**掲載文:**
^^^^^^^^
ダムの訪問記

全国のダムと溜池の訪問記です。
主としてダムや溜池の由来や建設の経緯、目的について記述しています。

七倉ダム

2015-11-24 11:00:00 | 長野県
2015年11月21日 七倉ダム

高瀬ダムは長野県大町市平の一級河川信濃川水系高瀬川上流部にある東京電力リニューアブルパワー(株)が管理する発電目的のロックフィルダムです。
高瀬川は北アルプスに源を発する急流河川で、戦前から東信電気による電源開発が進められてきました。戦後高瀬川の発電事業を継承した東京電力は黒部ダムに匹敵する巨大ダム建設を軸とした高瀬川発電事業再開発を計画します。
しかし発電の中心が火力や原子力に移る一方、エアコンなど電化製品の普及に伴う電力消費の日中格差が拡大し、火力や原子力との親和性が高く巨大蓄電池として余剰電力を有効利用できる揚水発電に注目が集まります。
東京電力は高瀬川の発電事業を一般水力発電から揚水発電に変更し、1978年(昭和53年)にまず下部調整池の七倉ダム が、翌1979年(昭和54年)に上部調整池の高瀬ダム  と新高瀬川発電所が完成しました。 
新高瀬川発電所では有効落差229メートルを利用し最大出力128万キロワットの純揚水式発電が行われます。
さらに1980年(昭和55年)には中ノ沢発電所が完成し、七倉ダムを取水ダムとして最大4万2000キロワットのダム水路式発電も開始されました。
また各地で頻発する豪雨災害に対応するため、国交省は高瀬川水系の治水能力強化を目的として2015年(平成27年)に『大町ダム等再編事業』を採択、発電容量から洪水調節容量への振り替えにより高瀬ダム・七倉ダム合わせて1200万立米の洪水調節容量の確保が検討されています。 
 
葛温泉の先で県道326号から左の枝道に入るとダム下の駐車場に到着します。
^^^^^^^^
**提供資料:**
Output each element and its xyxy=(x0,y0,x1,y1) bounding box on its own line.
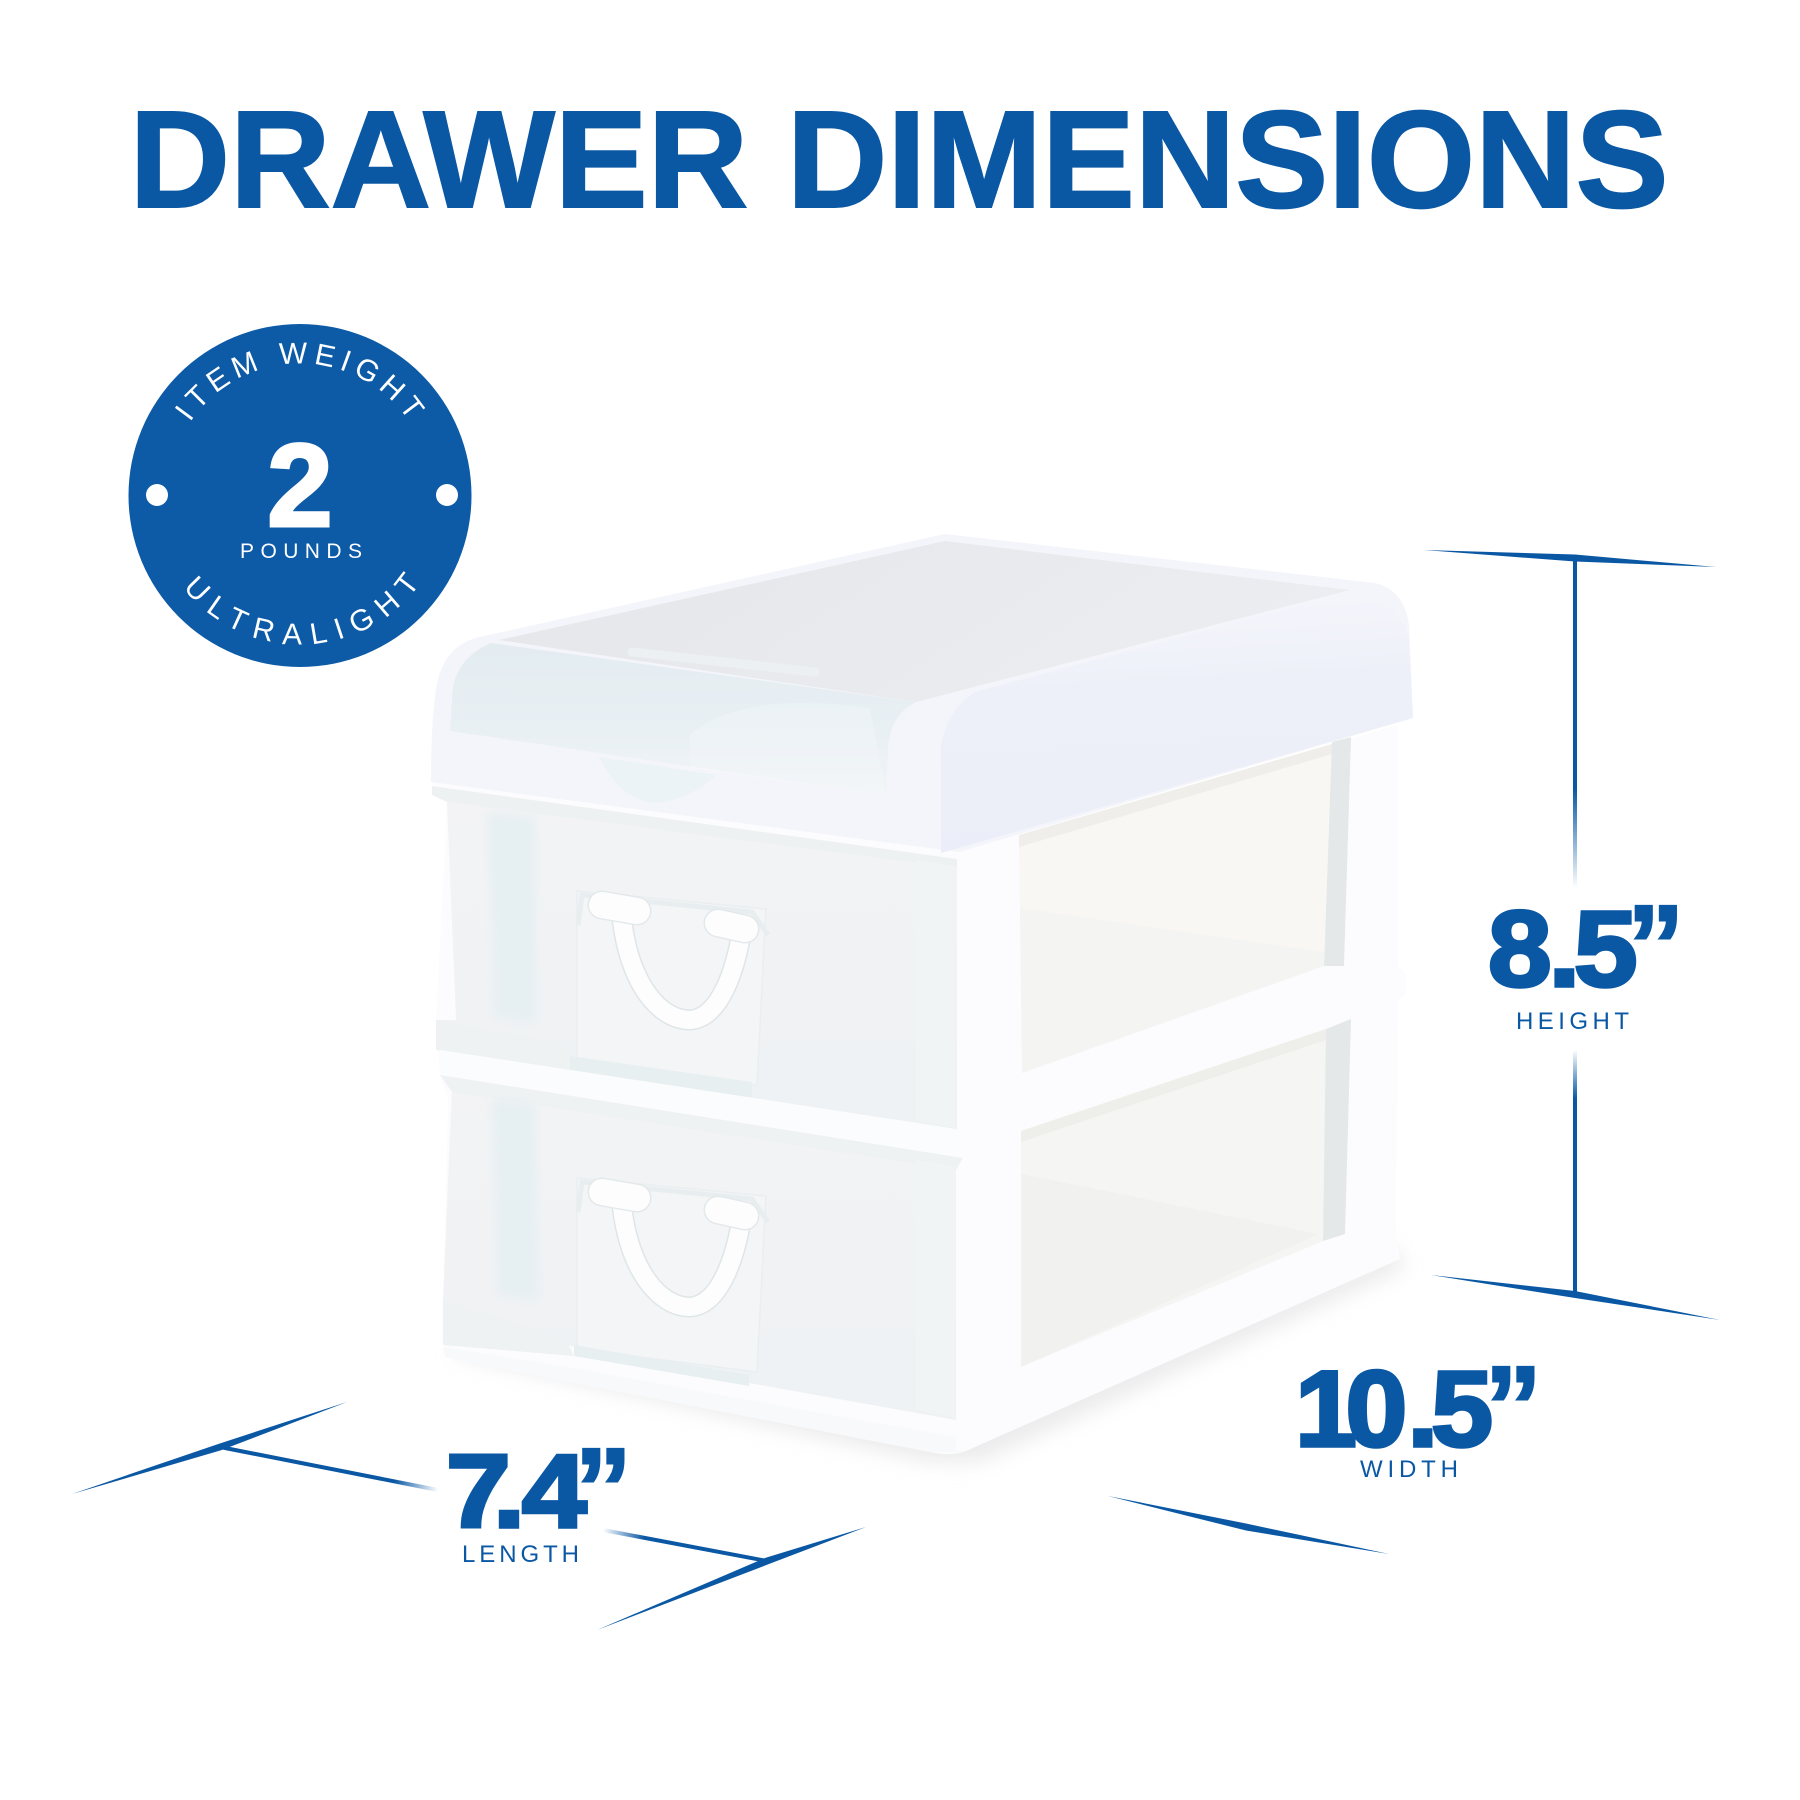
^^^^^^^^
**課題:**
七倉ダムの訪問記から、「2015-11-24 11:00:00 | 長野県」から「の純揚水式発電が行われます。」までを一字一句そのまま引用してください。

**解答:**
2015-11-24 11:00:00 | 長野県
2015年11月21日 七倉ダム

高瀬ダムは長野県大町市平の一級河川信濃川水系高瀬川上流部にある東京電力リニューアブルパワー(株)が管理する発電目的のロックフィルダムです。
高瀬川は北アルプスに源を発する急流河川で、戦前から東信電気による電源開発が進められてきました。戦後高瀬川の発電事業を継承した東京電力は黒部ダムに匹敵する巨大ダム建設を軸とした高瀬川発電事業再開発を計画します。
しかし発電の中心が火力や原子力に移る一方、エアコンなど電化製品の普及に伴う電力消費の日中格差が拡大し、火力や原子力との親和性が高く巨大蓄電池として余剰電力を有効利用できる揚水発電に注目が集まります。
東京電力は高瀬川の発電事業を一般水力発電から揚水発電に変更し、1978年(昭和53年)にまず下部調整池の七倉ダム が、翌1979年(昭和54年)に上部調整池の高瀬ダム  と新高瀬川発電所が完成しました。 
新高瀬川発電所では有効落差229メートルを利用し最大出力128万キロワットの純揚水式発電が行われます。